→ The exercise:
Copy out every line of the records where the string "this" occurs.

--- Entries provided ---

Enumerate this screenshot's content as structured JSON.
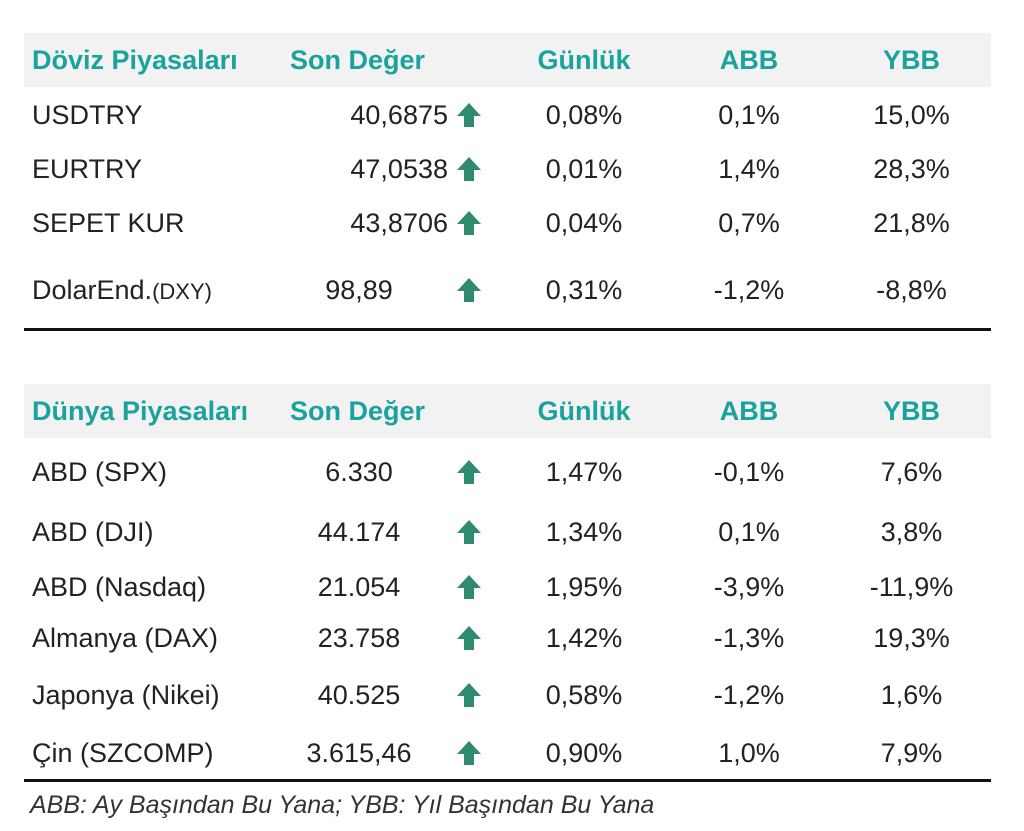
{
  "fx": {
    "headers": {
      "name": "Döviz Piyasaları",
      "value": "Son Değer",
      "daily": "Günlük",
      "abb": "ABB",
      "ybb": "YBB"
    },
    "rows": [
      {
        "name": "USDTRY",
        "value": "40,6875",
        "direction": "up",
        "daily": "0,08%",
        "abb": "0,1%",
        "ybb": "15,0%"
      },
      {
        "name": "EURTRY",
        "value": "47,0538",
        "direction": "up",
        "daily": "0,01%",
        "abb": "1,4%",
        "ybb": "28,3%"
      },
      {
        "name": "SEPET KUR",
        "value": "43,8706",
        "direction": "up",
        "daily": "0,04%",
        "abb": "0,7%",
        "ybb": "21,8%"
      },
      {
        "name": "DolarEnd.",
        "name_suffix": "(DXY)",
        "value": "98,89",
        "direction": "up",
        "daily": "0,31%",
        "abb": "-1,2%",
        "ybb": "-8,8%"
      }
    ]
  },
  "world": {
    "headers": {
      "name": "Dünya Piyasaları",
      "value": "Son Değer",
      "daily": "Günlük",
      "abb": "ABB",
      "ybb": "YBB"
    },
    "rows": [
      {
        "name": "ABD (SPX)",
        "value": "6.330",
        "direction": "up",
        "daily": "1,47%",
        "abb": "-0,1%",
        "ybb": "7,6%"
      },
      {
        "name": "ABD (DJI)",
        "value": "44.174",
        "direction": "up",
        "daily": "1,34%",
        "abb": "0,1%",
        "ybb": "3,8%"
      },
      {
        "name": "ABD (Nasdaq)",
        "value": "21.054",
        "direction": "up",
        "daily": "1,95%",
        "abb": "-3,9%",
        "ybb": "-11,9%"
      },
      {
        "name": "Almanya (DAX)",
        "value": "23.758",
        "direction": "up",
        "daily": "1,42%",
        "abb": "-1,3%",
        "ybb": "19,3%"
      },
      {
        "name": "Japonya (Nikei)",
        "value": "40.525",
        "direction": "up",
        "daily": "0,58%",
        "abb": "-1,2%",
        "ybb": "1,6%"
      },
      {
        "name": "Çin (SZCOMP)",
        "value": "3.615,46",
        "direction": "up",
        "daily": "0,90%",
        "abb": "1,0%",
        "ybb": "7,9%"
      }
    ]
  },
  "footnote": "ABB: Ay Başından Bu Yana; YBB: Yıl Başından Bu Yana",
  "colors": {
    "header_text": "#1aa39c",
    "header_bg": "#f2f2f2",
    "arrow_up": "#2e8b6e",
    "rule": "#111111"
  },
  "icons": {
    "up_arrow": "arrow-up-icon"
  }
}
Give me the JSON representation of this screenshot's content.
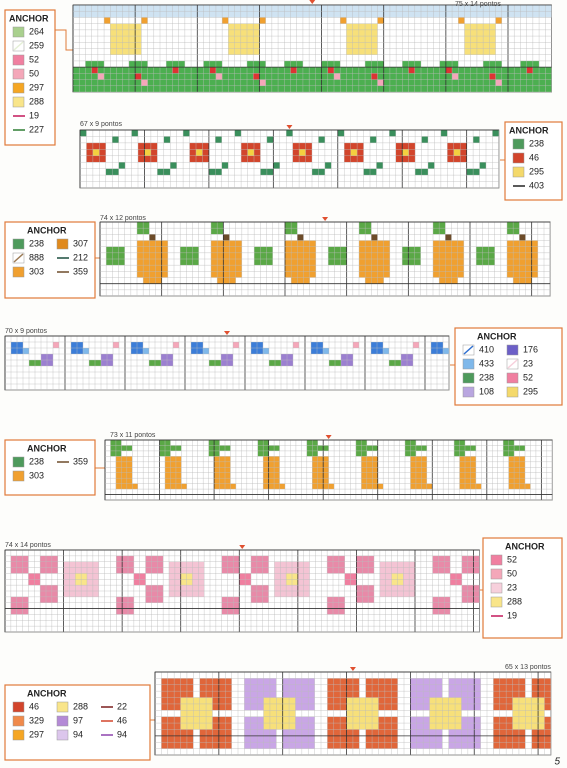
{
  "page": {
    "number": "5"
  },
  "patterns": [
    {
      "size": "75 x 14 pontos",
      "legend": {
        "title": "ANCHOR",
        "items": [
          {
            "code": "264",
            "color": "#a9d08e",
            "stitch": "cross"
          },
          {
            "code": "259",
            "color": "#e4efd6",
            "stitch": "half"
          },
          {
            "code": "52",
            "color": "#f07fa0",
            "stitch": "cross"
          },
          {
            "code": "50",
            "color": "#f4a7b9",
            "stitch": "cross"
          },
          {
            "code": "297",
            "color": "#f5a623",
            "stitch": "cross"
          },
          {
            "code": "288",
            "color": "#f9e58a",
            "stitch": "cross"
          },
          {
            "code": "19",
            "color": "#c2185b",
            "stitch": "line"
          },
          {
            "code": "227",
            "color": "#2e7d32",
            "stitch": "line"
          }
        ]
      }
    },
    {
      "size": "67 x 9 pontos",
      "legend": {
        "title": "ANCHOR",
        "items": [
          {
            "code": "238",
            "color": "#4e9a5c",
            "stitch": "cross"
          },
          {
            "code": "46",
            "color": "#d2452c",
            "stitch": "cross"
          },
          {
            "code": "295",
            "color": "#f4d96b",
            "stitch": "cross"
          },
          {
            "code": "403",
            "color": "#222222",
            "stitch": "line"
          }
        ]
      }
    },
    {
      "size": "74 x 12 pontos",
      "legend": {
        "title": "ANCHOR",
        "items": [
          {
            "code": "238",
            "color": "#4e9a5c",
            "stitch": "cross"
          },
          {
            "code": "888",
            "color": "#9c7a55",
            "stitch": "half"
          },
          {
            "code": "303",
            "color": "#f0a030",
            "stitch": "cross"
          },
          {
            "code": "307",
            "color": "#e08a1e",
            "stitch": "cross"
          },
          {
            "code": "212",
            "color": "#1b4d3e",
            "stitch": "line"
          },
          {
            "code": "359",
            "color": "#6d4c2a",
            "stitch": "line"
          }
        ]
      }
    },
    {
      "size": "70 x 9 pontos",
      "legend": {
        "title": "ANCHOR",
        "items": [
          {
            "code": "410",
            "color": "#2f6fd0",
            "stitch": "half"
          },
          {
            "code": "433",
            "color": "#7fb8ea",
            "stitch": "cross"
          },
          {
            "code": "238",
            "color": "#4e9a5c",
            "stitch": "cross"
          },
          {
            "code": "108",
            "color": "#b9a6e0",
            "stitch": "cross"
          },
          {
            "code": "176",
            "color": "#6c5fc7",
            "stitch": "cross"
          },
          {
            "code": "23",
            "color": "#f7d0dc",
            "stitch": "half"
          },
          {
            "code": "52",
            "color": "#f07fa0",
            "stitch": "cross"
          },
          {
            "code": "295",
            "color": "#f4d96b",
            "stitch": "cross"
          }
        ]
      }
    },
    {
      "size": "73 x 11 pontos",
      "legend": {
        "title": "ANCHOR",
        "items": [
          {
            "code": "238",
            "color": "#4e9a5c",
            "stitch": "cross"
          },
          {
            "code": "303",
            "color": "#f0a030",
            "stitch": "cross"
          },
          {
            "code": "359",
            "color": "#6d4c2a",
            "stitch": "line"
          }
        ]
      }
    },
    {
      "size": "74 x 14 pontos",
      "legend": {
        "title": "ANCHOR",
        "items": [
          {
            "code": "52",
            "color": "#f07fa0",
            "stitch": "cross"
          },
          {
            "code": "50",
            "color": "#f4a7b9",
            "stitch": "cross"
          },
          {
            "code": "23",
            "color": "#f7d0dc",
            "stitch": "cross"
          },
          {
            "code": "288",
            "color": "#f9e58a",
            "stitch": "cross"
          },
          {
            "code": "19",
            "color": "#c2185b",
            "stitch": "line"
          }
        ]
      }
    },
    {
      "size": "65 x 13 pontos",
      "legend": {
        "title": "ANCHOR",
        "items": [
          {
            "code": "46",
            "color": "#d2452c",
            "stitch": "cross"
          },
          {
            "code": "329",
            "color": "#f08a4b",
            "stitch": "cross"
          },
          {
            "code": "297",
            "color": "#f5a623",
            "stitch": "cross"
          },
          {
            "code": "288",
            "color": "#f9e58a",
            "stitch": "cross"
          },
          {
            "code": "97",
            "color": "#b48ad6",
            "stitch": "cross"
          },
          {
            "code": "94",
            "color": "#dcc6ec",
            "stitch": "cross"
          },
          {
            "code": "22",
            "color": "#7a1e1e",
            "stitch": "line"
          },
          {
            "code": "46",
            "color": "#d2452c",
            "stitch": "line"
          },
          {
            "code": "94",
            "color": "#8e44ad",
            "stitch": "line"
          }
        ]
      }
    }
  ]
}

---

→ Correct answer:
Enumerate this screenshot's content as structured JSON.
Give me the JSON representation of this screenshot's content.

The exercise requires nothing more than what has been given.